Start Rows

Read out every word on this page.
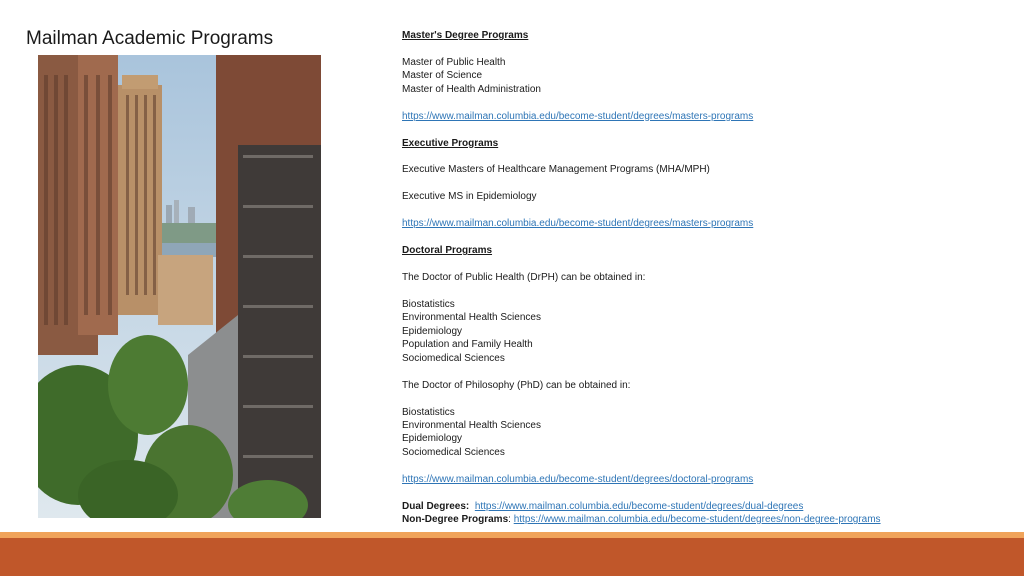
Mailman Academic Programs	Master's Degree Programs
Master of Public Health
Master of Science
Master of Health Administration
https://www.mailman.columbia.edu/become-student/degrees/masters-programs
Executive Programs
Executive Masters of Healthcare Management Programs (MHA/MPH)
Executive MS in Epidemiology
https://www.mailman.columbia.edu/become-student/degrees/masters-programs
Doctoral Programs
The Doctor of Public Health (DrPH) can be obtained in:
Biostatistics
Environmental Health Sciences
Epidemiology
Population and Family Health
Sociomedical Sciences
The Doctor of Philosophy (PhD) can be obtained in:
Biostatistics
Environmental Health Sciences
Epidemiology
Sociomedical Sciences
https://www.mailman.columbia.edu/become-student/degrees/doctoral-programs
Dual Degrees: https://www.mailman.columbia.edu/become-student/degrees/dual-degrees
Non-Degree Programs: https://www.mailman.columbia.edu/become-student/degrees/non-degree-programs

End Rows

▶ **Written problem**: Every entry above needs to be retyped exactly; drop the pictures.

▶ **Exercise response**:
Read out every word on this page.
Mailman Academic Programs	Master's Degree Programs
Master of Public Health
Master of Science
Master of Health Administration
https://www.mailman.columbia.edu/become-student/degrees/masters-programs
Executive Programs
Executive Masters of Healthcare Management Programs (MHA/MPH)
Executive MS in Epidemiology
https://www.mailman.columbia.edu/become-student/degrees/masters-programs
Doctoral Programs
The Doctor of Public Health (DrPH) can be obtained in:
Biostatistics
Environmental Health Sciences
Epidemiology
Population and Family Health
Sociomedical Sciences
The Doctor of Philosophy (PhD) can be obtained in:
Biostatistics
Environmental Health Sciences
Epidemiology
Sociomedical Sciences
https://www.mailman.columbia.edu/become-student/degrees/doctoral-programs
Dual Degrees: https://www.mailman.columbia.edu/become-student/degrees/dual-degrees
Non-Degree Programs: https://www.mailman.columbia.edu/become-student/degrees/non-degree-programs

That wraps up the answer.